_Directions for this task:_ Will you give every entry again exactly as it stands?

+++ Information shown

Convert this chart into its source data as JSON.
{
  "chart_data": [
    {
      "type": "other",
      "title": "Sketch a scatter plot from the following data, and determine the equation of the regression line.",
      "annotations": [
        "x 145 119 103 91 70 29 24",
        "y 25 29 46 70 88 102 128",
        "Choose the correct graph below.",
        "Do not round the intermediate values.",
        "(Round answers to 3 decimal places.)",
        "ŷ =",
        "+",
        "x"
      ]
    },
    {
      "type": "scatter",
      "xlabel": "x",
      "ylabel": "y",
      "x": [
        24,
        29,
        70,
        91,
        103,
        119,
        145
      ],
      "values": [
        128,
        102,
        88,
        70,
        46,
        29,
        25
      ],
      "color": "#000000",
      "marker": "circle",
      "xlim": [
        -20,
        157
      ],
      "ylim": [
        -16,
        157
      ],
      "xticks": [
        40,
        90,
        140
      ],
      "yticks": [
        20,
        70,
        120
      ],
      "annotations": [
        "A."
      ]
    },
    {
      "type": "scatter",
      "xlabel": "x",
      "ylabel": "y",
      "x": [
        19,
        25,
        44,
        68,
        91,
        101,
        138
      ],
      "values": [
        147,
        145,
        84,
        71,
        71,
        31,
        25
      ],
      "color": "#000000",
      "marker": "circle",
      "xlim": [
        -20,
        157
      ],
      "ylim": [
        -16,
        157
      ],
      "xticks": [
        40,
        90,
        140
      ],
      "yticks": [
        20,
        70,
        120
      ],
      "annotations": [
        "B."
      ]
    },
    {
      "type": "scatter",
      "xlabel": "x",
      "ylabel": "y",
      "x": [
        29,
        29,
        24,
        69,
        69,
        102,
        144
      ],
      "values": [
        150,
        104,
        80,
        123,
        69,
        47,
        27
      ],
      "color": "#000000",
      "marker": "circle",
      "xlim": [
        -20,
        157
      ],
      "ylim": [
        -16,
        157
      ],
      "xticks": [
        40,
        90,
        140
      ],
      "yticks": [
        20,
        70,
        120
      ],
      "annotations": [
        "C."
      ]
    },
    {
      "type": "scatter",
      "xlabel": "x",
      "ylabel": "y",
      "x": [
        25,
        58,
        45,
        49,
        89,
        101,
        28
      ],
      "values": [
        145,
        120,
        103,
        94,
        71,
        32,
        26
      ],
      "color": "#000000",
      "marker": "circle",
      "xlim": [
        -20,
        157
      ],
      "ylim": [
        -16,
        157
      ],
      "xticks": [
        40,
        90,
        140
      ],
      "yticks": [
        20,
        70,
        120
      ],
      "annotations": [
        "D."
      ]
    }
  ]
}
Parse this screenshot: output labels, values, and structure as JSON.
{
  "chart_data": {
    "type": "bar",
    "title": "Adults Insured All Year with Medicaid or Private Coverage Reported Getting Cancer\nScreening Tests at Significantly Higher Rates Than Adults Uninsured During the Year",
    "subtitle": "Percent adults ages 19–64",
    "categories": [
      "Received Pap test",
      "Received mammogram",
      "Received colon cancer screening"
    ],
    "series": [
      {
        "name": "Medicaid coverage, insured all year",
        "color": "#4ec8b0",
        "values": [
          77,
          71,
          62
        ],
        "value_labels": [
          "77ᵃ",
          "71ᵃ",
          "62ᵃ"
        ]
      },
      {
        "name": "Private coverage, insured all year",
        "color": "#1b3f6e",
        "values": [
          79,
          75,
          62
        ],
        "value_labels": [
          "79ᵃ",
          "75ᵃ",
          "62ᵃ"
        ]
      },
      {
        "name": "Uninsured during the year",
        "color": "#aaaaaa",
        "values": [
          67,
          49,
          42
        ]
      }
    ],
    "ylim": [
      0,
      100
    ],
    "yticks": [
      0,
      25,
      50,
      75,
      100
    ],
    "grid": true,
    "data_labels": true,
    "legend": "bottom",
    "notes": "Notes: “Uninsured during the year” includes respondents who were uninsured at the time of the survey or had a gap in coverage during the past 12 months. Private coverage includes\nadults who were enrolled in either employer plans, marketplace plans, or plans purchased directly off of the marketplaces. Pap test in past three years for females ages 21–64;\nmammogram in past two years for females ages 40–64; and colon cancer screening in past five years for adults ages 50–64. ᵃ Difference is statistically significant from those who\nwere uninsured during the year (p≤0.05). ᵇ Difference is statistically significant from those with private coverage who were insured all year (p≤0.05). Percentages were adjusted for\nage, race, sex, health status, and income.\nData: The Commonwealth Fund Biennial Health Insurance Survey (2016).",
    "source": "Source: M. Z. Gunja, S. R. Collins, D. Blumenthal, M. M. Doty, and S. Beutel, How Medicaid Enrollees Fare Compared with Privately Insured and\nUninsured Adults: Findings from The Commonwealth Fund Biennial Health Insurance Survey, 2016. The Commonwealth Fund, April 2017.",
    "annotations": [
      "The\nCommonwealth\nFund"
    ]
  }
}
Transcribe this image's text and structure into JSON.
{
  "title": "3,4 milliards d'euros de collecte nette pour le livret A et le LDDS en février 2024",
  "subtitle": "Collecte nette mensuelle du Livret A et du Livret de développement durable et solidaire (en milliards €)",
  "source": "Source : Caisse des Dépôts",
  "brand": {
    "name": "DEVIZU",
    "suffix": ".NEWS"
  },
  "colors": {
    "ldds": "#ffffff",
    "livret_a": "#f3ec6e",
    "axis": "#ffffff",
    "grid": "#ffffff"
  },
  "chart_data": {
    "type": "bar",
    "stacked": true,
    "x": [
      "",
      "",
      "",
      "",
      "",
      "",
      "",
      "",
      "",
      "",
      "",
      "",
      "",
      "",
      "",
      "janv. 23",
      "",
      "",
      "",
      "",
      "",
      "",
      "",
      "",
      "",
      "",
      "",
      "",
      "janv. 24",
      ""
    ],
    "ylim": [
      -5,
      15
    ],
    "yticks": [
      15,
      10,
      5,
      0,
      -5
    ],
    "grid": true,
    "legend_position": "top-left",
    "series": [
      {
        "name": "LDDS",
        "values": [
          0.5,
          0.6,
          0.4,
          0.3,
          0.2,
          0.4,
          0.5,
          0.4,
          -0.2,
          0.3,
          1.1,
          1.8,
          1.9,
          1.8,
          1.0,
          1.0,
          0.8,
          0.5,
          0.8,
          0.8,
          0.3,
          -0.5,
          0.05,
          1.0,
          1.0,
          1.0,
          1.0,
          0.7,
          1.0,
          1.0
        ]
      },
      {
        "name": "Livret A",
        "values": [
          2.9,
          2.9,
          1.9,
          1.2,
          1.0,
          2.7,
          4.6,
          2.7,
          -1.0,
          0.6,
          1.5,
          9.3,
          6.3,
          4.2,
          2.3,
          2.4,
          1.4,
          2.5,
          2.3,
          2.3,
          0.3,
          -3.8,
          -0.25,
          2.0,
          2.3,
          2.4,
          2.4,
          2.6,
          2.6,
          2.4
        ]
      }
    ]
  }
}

++++++

_Response to this exercise:_
Convert this chart into its source data as JSON.
{
  "chart_data": [
    {
      "type": "other",
      "title": "Sketch a scatter plot from the following data, and determine the equation of the regression line.",
      "annotations": [
        "x 145 119 103 91 70 29 24",
        "y 25 29 46 70 88 102 128",
        "Choose the correct graph below.",
        "Do not round the intermediate values.",
        "(Round answers to 3 decimal places.)",
        "ŷ =",
        "+",
        "x"
      ]
    },
    {
      "type": "scatter",
      "xlabel": "x",
      "ylabel": "y",
      "x": [
        24,
        29,
        70,
        91,
        103,
        119,
        145
      ],
      "values": [
        128,
        102,
        88,
        70,
        46,
        29,
        25
      ],
      "color": "#000000",
      "marker": "circle",
      "xlim": [
        -20,
        157
      ],
      "ylim": [
        -16,
        157
      ],
      "xticks": [
        40,
        90,
        140
      ],
      "yticks": [
        20,
        70,
        120
      ],
      "annotations": [
        "A."
      ]
    },
    {
      "type": "scatter",
      "xlabel": "x",
      "ylabel": "y",
      "x": [
        19,
        25,
        44,
        68,
        91,
        101,
        138
      ],
      "values": [
        147,
        145,
        84,
        71,
        71,
        31,
        25
      ],
      "color": "#000000",
      "marker": "circle",
      "xlim": [
        -20,
        157
      ],
      "ylim": [
        -16,
        157
      ],
      "xticks": [
        40,
        90,
        140
      ],
      "yticks": [
        20,
        70,
        120
      ],
      "annotations": [
        "B."
      ]
    },
    {
      "type": "scatter",
      "xlabel": "x",
      "ylabel": "y",
      "x": [
        29,
        29,
        24,
        69,
        69,
        102,
        144
      ],
      "values": [
        150,
        104,
        80,
        123,
        69,
        47,
        27
      ],
      "color": "#000000",
      "marker": "circle",
      "xlim": [
        -20,
        157
      ],
      "ylim": [
        -16,
        157
      ],
      "xticks": [
        40,
        90,
        140
      ],
      "yticks": [
        20,
        70,
        120
      ],
      "annotations": [
        "C."
      ]
    },
    {
      "type": "scatter",
      "xlabel": "x",
      "ylabel": "y",
      "x": [
        25,
        58,
        45,
        49,
        89,
        101,
        28
      ],
      "values": [
        145,
        120,
        103,
        94,
        71,
        32,
        26
      ],
      "color": "#000000",
      "marker": "circle",
      "xlim": [
        -20,
        157
      ],
      "ylim": [
        -16,
        157
      ],
      "xticks": [
        40,
        90,
        140
      ],
      "yticks": [
        20,
        70,
        120
      ],
      "annotations": [
        "D."
      ]
    }
  ]
}
Parse this screenshot: output labels, values, and structure as JSON.
{
  "chart_data": {
    "type": "bar",
    "title": "Adults Insured All Year with Medicaid or Private Coverage Reported Getting Cancer\nScreening Tests at Significantly Higher Rates Than Adults Uninsured During the Year",
    "subtitle": "Percent adults ages 19–64",
    "categories": [
      "Received Pap test",
      "Received mammogram",
      "Received colon cancer screening"
    ],
    "series": [
      {
        "name": "Medicaid coverage, insured all year",
        "color": "#4ec8b0",
        "values": [
          77,
          71,
          62
        ],
        "value_labels": [
          "77ᵃ",
          "71ᵃ",
          "62ᵃ"
        ]
      },
      {
        "name": "Private coverage, insured all year",
        "color": "#1b3f6e",
        "values": [
          79,
          75,
          62
        ],
        "value_labels": [
          "79ᵃ",
          "75ᵃ",
          "62ᵃ"
        ]
      },
      {
        "name": "Uninsured during the year",
        "color": "#aaaaaa",
        "values": [
          67,
          49,
          42
        ]
      }
    ],
    "ylim": [
      0,
      100
    ],
    "yticks": [
      0,
      25,
      50,
      75,
      100
    ],
    "grid": true,
    "data_labels": true,
    "legend": "bottom",
    "notes": "Notes: “Uninsured during the year” includes respondents who were uninsured at the time of the survey or had a gap in coverage during the past 12 months. Private coverage includes\nadults who were enrolled in either employer plans, marketplace plans, or plans purchased directly off of the marketplaces. Pap test in past three years for females ages 21–64;\nmammogram in past two years for females ages 40–64; and colon cancer screening in past five years for adults ages 50–64. ᵃ Difference is statistically significant from those who\nwere uninsured during the year (p≤0.05). ᵇ Difference is statistically significant from those with private coverage who were insured all year (p≤0.05). Percentages were adjusted for\nage, race, sex, health status, and income.\nData: The Commonwealth Fund Biennial Health Insurance Survey (2016).",
    "source": "Source: M. Z. Gunja, S. R. Collins, D. Blumenthal, M. M. Doty, and S. Beutel, How Medicaid Enrollees Fare Compared with Privately Insured and\nUninsured Adults: Findings from The Commonwealth Fund Biennial Health Insurance Survey, 2016. The Commonwealth Fund, April 2017.",
    "annotations": [
      "The\nCommonwealth\nFund"
    ]
  }
}
Transcribe this image's text and structure into JSON.
{
  "title": "3,4 milliards d'euros de collecte nette pour le livret A et le LDDS en février 2024",
  "subtitle": "Collecte nette mensuelle du Livret A et du Livret de développement durable et solidaire (en milliards €)",
  "source": "Source : Caisse des Dépôts",
  "brand": {
    "name": "DEVIZU",
    "suffix": ".NEWS"
  },
  "colors": {
    "ldds": "#ffffff",
    "livret_a": "#f3ec6e",
    "axis": "#ffffff",
    "grid": "#ffffff"
  },
  "chart_data": {
    "type": "bar",
    "stacked": true,
    "x": [
      "",
      "",
      "",
      "",
      "",
      "",
      "",
      "",
      "",
      "",
      "",
      "",
      "",
      "",
      "",
      "janv. 23",
      "",
      "",
      "",
      "",
      "",
      "",
      "",
      "",
      "",
      "",
      "",
      "",
      "janv. 24",
      ""
    ],
    "ylim": [
      -5,
      15
    ],
    "yticks": [
      15,
      10,
      5,
      0,
      -5
    ],
    "grid": true,
    "legend_position": "top-left",
    "series": [
      {
        "name": "LDDS",
        "values": [
          0.5,
          0.6,
          0.4,
          0.3,
          0.2,
          0.4,
          0.5,
          0.4,
          -0.2,
          0.3,
          1.1,
          1.8,
          1.9,
          1.8,
          1.0,
          1.0,
          0.8,
          0.5,
          0.8,
          0.8,
          0.3,
          -0.5,
          0.05,
          1.0,
          1.0,
          1.0,
          1.0,
          0.7,
          1.0,
          1.0
        ]
      },
      {
        "name": "Livret A",
        "values": [
          2.9,
          2.9,
          1.9,
          1.2,
          1.0,
          2.7,
          4.6,
          2.7,
          -1.0,
          0.6,
          1.5,
          9.3,
          6.3,
          4.2,
          2.3,
          2.4,
          1.4,
          2.5,
          2.3,
          2.3,
          0.3,
          -3.8,
          -0.25,
          2.0,
          2.3,
          2.4,
          2.4,
          2.6,
          2.6,
          2.4
        ]
      }
    ]
  }
}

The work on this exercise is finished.